### THE EXERCISE
Without the pictures, return all of the material exactly as written.

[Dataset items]
-- Start --

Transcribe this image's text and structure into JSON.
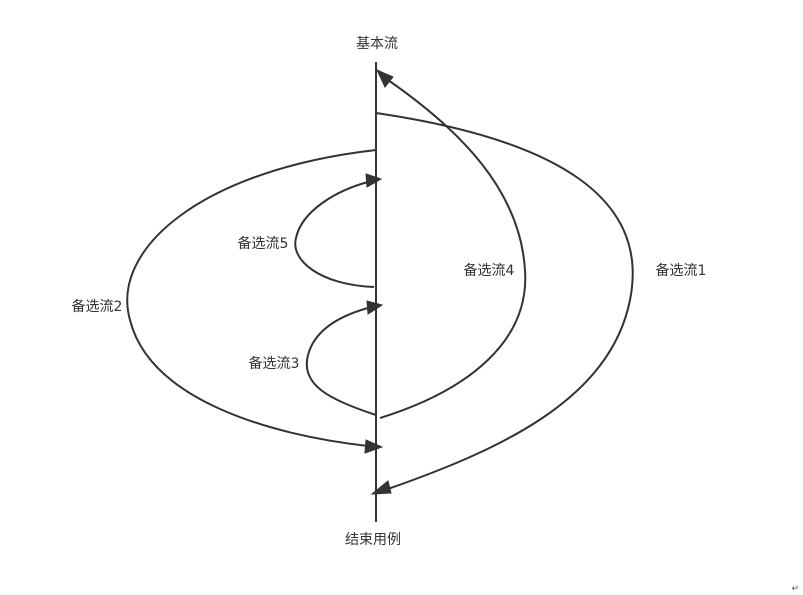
{
  "diagram": {
    "main_flow_top_label": "基本流",
    "main_flow_end_label": "结束用例",
    "alt_flows": [
      {
        "id": "1",
        "label": "备选流1"
      },
      {
        "id": "2",
        "label": "备选流2"
      },
      {
        "id": "3",
        "label": "备选流3"
      },
      {
        "id": "4",
        "label": "备选流4"
      },
      {
        "id": "5",
        "label": "备选流5"
      }
    ],
    "return_mark": "↵",
    "colors": {
      "line": "#333333",
      "text": "#333333",
      "background": "#ffffff"
    }
  }
}
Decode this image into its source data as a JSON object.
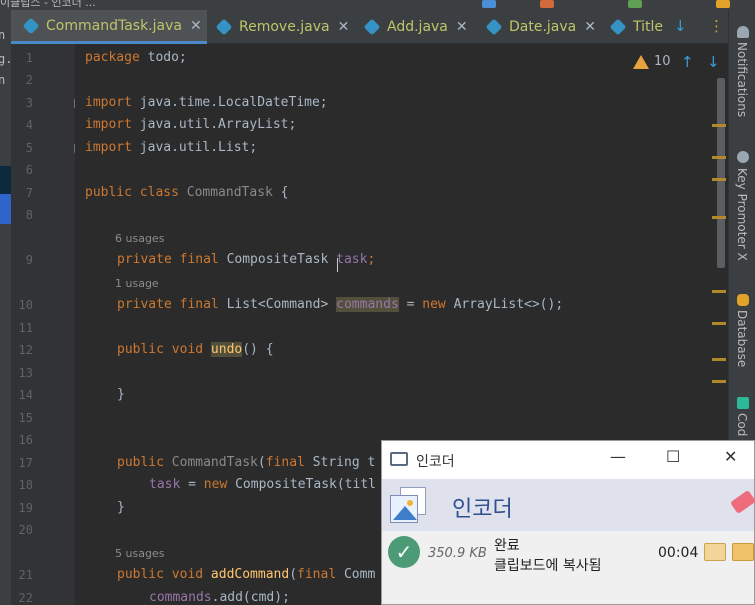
{
  "top_strip": {
    "text": "이클립스 - 인코더 ..."
  },
  "left_strip": {
    "chars": [
      "n",
      "g.",
      "n"
    ]
  },
  "tabs": [
    {
      "label": "CommandTask.java",
      "active": true
    },
    {
      "label": "Remove.java",
      "active": false
    },
    {
      "label": "Add.java",
      "active": false
    },
    {
      "label": "Date.java",
      "active": false
    },
    {
      "label": "Title",
      "active": false
    }
  ],
  "tab_controls": {
    "more_down": "↓",
    "more_menu": "⋮"
  },
  "editor": {
    "warnings_count": "10",
    "line_numbers": [
      "1",
      "2",
      "3",
      "4",
      "5",
      "6",
      "7",
      "8",
      "9",
      "10",
      "11",
      "12",
      "13",
      "14",
      "15",
      "16",
      "17",
      "18",
      "19",
      "20",
      "21",
      "22"
    ],
    "hints": {
      "task_usages": "6 usages",
      "commands_usages": "1 usage",
      "addCommand_usages": "5 usages"
    },
    "code": {
      "l1_kw": "package",
      "l1_rest": " todo;",
      "l3_kw": "import",
      "l3_rest": " java.time.LocalDateTime;",
      "l4_kw": "import",
      "l4_rest": " java.util.ArrayList;",
      "l5_kw": "import",
      "l5_rest": " java.util.List;",
      "l7_kw": "public class",
      "l7_name": " CommandTask",
      "l7_rest": " {",
      "l9_kw": "private final",
      "l9_type": " CompositeTask",
      "l9_field": " task",
      "l9_semi": ";",
      "l10_kw": "private final",
      "l10_type": " List<Command>",
      "l10_field": "commands",
      "l10_eq": " = ",
      "l10_new": "new",
      "l10_rest": " ArrayList<>();",
      "l12_kw": "public void",
      "l12_name": "undo",
      "l12_rest": "() {",
      "l14_rest": "}",
      "l17_kw": "public",
      "l17_name": " CommandTask",
      "l17_paren": "(",
      "l17_final": "final",
      "l17_rest": " String t",
      "l18_field": "task",
      "l18_eq": " = ",
      "l18_new": "new",
      "l18_rest": " CompositeTask(titl",
      "l19_rest": "}",
      "l21_kw": "public void",
      "l21_name": " addCommand",
      "l21_paren": "(",
      "l21_final": "final",
      "l21_rest": " Comm",
      "l22_field": "commands",
      "l22_rest": ".add(cmd);"
    }
  },
  "right_tools": [
    "Notifications",
    "Key Promoter X",
    "Database",
    "Cod"
  ],
  "popup": {
    "window_title": "인코더",
    "app_name": "인코더",
    "file_size": "350.9 KB",
    "status": "완료",
    "message": "클립보드에 복사됨",
    "time": "00:04",
    "window_buttons": {
      "minimize": "—",
      "maximize": "☐",
      "close": "✕"
    }
  },
  "colors": {
    "accent": "#4a88c7",
    "keyword": "#cc7832",
    "string": "#bfc46a",
    "field": "#9876aa",
    "method": "#ffc66d",
    "warning": "#e8a33e"
  }
}
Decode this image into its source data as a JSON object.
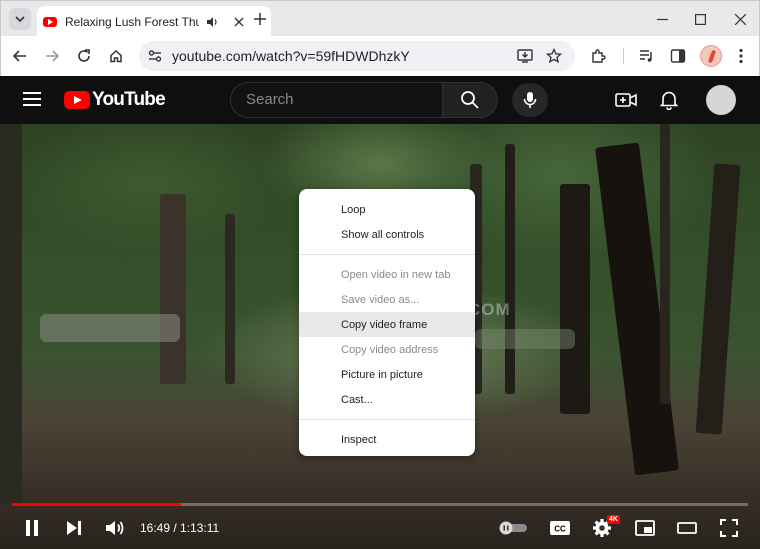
{
  "browser": {
    "tab_title": "Relaxing Lush Forest Thunderstorm",
    "url": "youtube.com/watch?v=59fHDWDhzkY"
  },
  "youtube": {
    "logo_text": "YouTube",
    "search_placeholder": "Search"
  },
  "video": {
    "watermark": "COMPUTERWD.COM"
  },
  "context_menu": {
    "groups": [
      [
        {
          "label": "Loop",
          "enabled": true
        },
        {
          "label": "Show all controls",
          "enabled": true
        }
      ],
      [
        {
          "label": "Open video in new tab",
          "enabled": false
        },
        {
          "label": "Save video as...",
          "enabled": false
        },
        {
          "label": "Copy video frame",
          "enabled": true,
          "highlighted": true
        },
        {
          "label": "Copy video address",
          "enabled": false
        },
        {
          "label": "Picture in picture",
          "enabled": true
        },
        {
          "label": "Cast...",
          "enabled": true
        }
      ],
      [
        {
          "label": "Inspect",
          "enabled": true
        }
      ]
    ]
  },
  "player": {
    "time": "16:49 / 1:13:11",
    "progress": 0.23,
    "quality_badge": "4K"
  },
  "colors": {
    "accent": "#ff0000",
    "yt_bg": "#0f0f0f"
  }
}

-- End --

### RESPONSE TO THE TASK
Transcribe this image's text and structure into JSON.
{
  "diagram": {
    "main_flow_top_label": "基本流",
    "main_flow_end_label": "结束用例",
    "alt_flows": [
      {
        "id": "1",
        "label": "备选流1"
      },
      {
        "id": "2",
        "label": "备选流2"
      },
      {
        "id": "3",
        "label": "备选流3"
      },
      {
        "id": "4",
        "label": "备选流4"
      },
      {
        "id": "5",
        "label": "备选流5"
      }
    ],
    "return_mark": "↵",
    "colors": {
      "line": "#333333",
      "text": "#333333",
      "background": "#ffffff"
    }
  }
}
Decode this image into its source data as a JSON object.
{
  "top_strip": {
    "text": "이클립스 - 인코더 ..."
  },
  "left_strip": {
    "chars": [
      "n",
      "g.",
      "n"
    ]
  },
  "tabs": [
    {
      "label": "CommandTask.java",
      "active": true
    },
    {
      "label": "Remove.java",
      "active": false
    },
    {
      "label": "Add.java",
      "active": false
    },
    {
      "label": "Date.java",
      "active": false
    },
    {
      "label": "Title",
      "active": false
    }
  ],
  "tab_controls": {
    "more_down": "↓",
    "more_menu": "⋮"
  },
  "editor": {
    "warnings_count": "10",
    "line_numbers": [
      "1",
      "2",
      "3",
      "4",
      "5",
      "6",
      "7",
      "8",
      "9",
      "10",
      "11",
      "12",
      "13",
      "14",
      "15",
      "16",
      "17",
      "18",
      "19",
      "20",
      "21",
      "22"
    ],
    "hints": {
      "task_usages": "6 usages",
      "commands_usages": "1 usage",
      "addCommand_usages": "5 usages"
    },
    "code": {
      "l1_kw": "package",
      "l1_rest": " todo;",
      "l3_kw": "import",
      "l3_rest": " java.time.LocalDateTime;",
      "l4_kw": "import",
      "l4_rest": " java.util.ArrayList;",
      "l5_kw": "import",
      "l5_rest": " java.util.List;",
      "l7_kw": "public class",
      "l7_name": " CommandTask",
      "l7_rest": " {",
      "l9_kw": "private final",
      "l9_type": " CompositeTask",
      "l9_field": " task",
      "l9_semi": ";",
      "l10_kw": "private final",
      "l10_type": " List<Command>",
      "l10_field": "commands",
      "l10_eq": " = ",
      "l10_new": "new",
      "l10_rest": " ArrayList<>();",
      "l12_kw": "public void",
      "l12_name": "undo",
      "l12_rest": "() {",
      "l14_rest": "}",
      "l17_kw": "public",
      "l17_name": " CommandTask",
      "l17_paren": "(",
      "l17_final": "final",
      "l17_rest": " String t",
      "l18_field": "task",
      "l18_eq": " = ",
      "l18_new": "new",
      "l18_rest": " CompositeTask(titl",
      "l19_rest": "}",
      "l21_kw": "public void",
      "l21_name": " addCommand",
      "l21_paren": "(",
      "l21_final": "final",
      "l21_rest": " Comm",
      "l22_field": "commands",
      "l22_rest": ".add(cmd);"
    }
  },
  "right_tools": [
    "Notifications",
    "Key Promoter X",
    "Database",
    "Cod"
  ],
  "popup": {
    "window_title": "인코더",
    "app_name": "인코더",
    "file_size": "350.9 KB",
    "status": "완료",
    "message": "클립보드에 복사됨",
    "time": "00:04",
    "window_buttons": {
      "minimize": "—",
      "maximize": "☐",
      "close": "✕"
    }
  },
  "colors": {
    "accent": "#4a88c7",
    "keyword": "#cc7832",
    "string": "#bfc46a",
    "field": "#9876aa",
    "method": "#ffc66d",
    "warning": "#e8a33e"
  }
}
Decode this image into its source data as a JSON object.
{
  "browser": {
    "tab_title": "Relaxing Lush Forest Thunderstorm",
    "url": "youtube.com/watch?v=59fHDWDhzkY"
  },
  "youtube": {
    "logo_text": "YouTube",
    "search_placeholder": "Search"
  },
  "video": {
    "watermark": "COMPUTERWD.COM"
  },
  "context_menu": {
    "groups": [
      [
        {
          "label": "Loop",
          "enabled": true
        },
        {
          "label": "Show all controls",
          "enabled": true
        }
      ],
      [
        {
          "label": "Open video in new tab",
          "enabled": false
        },
        {
          "label": "Save video as...",
          "enabled": false
        },
        {
          "label": "Copy video frame",
          "enabled": true,
          "highlighted": true
        },
        {
          "label": "Copy video address",
          "enabled": false
        },
        {
          "label": "Picture in picture",
          "enabled": true
        },
        {
          "label": "Cast...",
          "enabled": true
        }
      ],
      [
        {
          "label": "Inspect",
          "enabled": true
        }
      ]
    ]
  },
  "player": {
    "time": "16:49 / 1:13:11",
    "progress": 0.23,
    "quality_badge": "4K"
  },
  "colors": {
    "accent": "#ff0000",
    "yt_bg": "#0f0f0f"
  }
}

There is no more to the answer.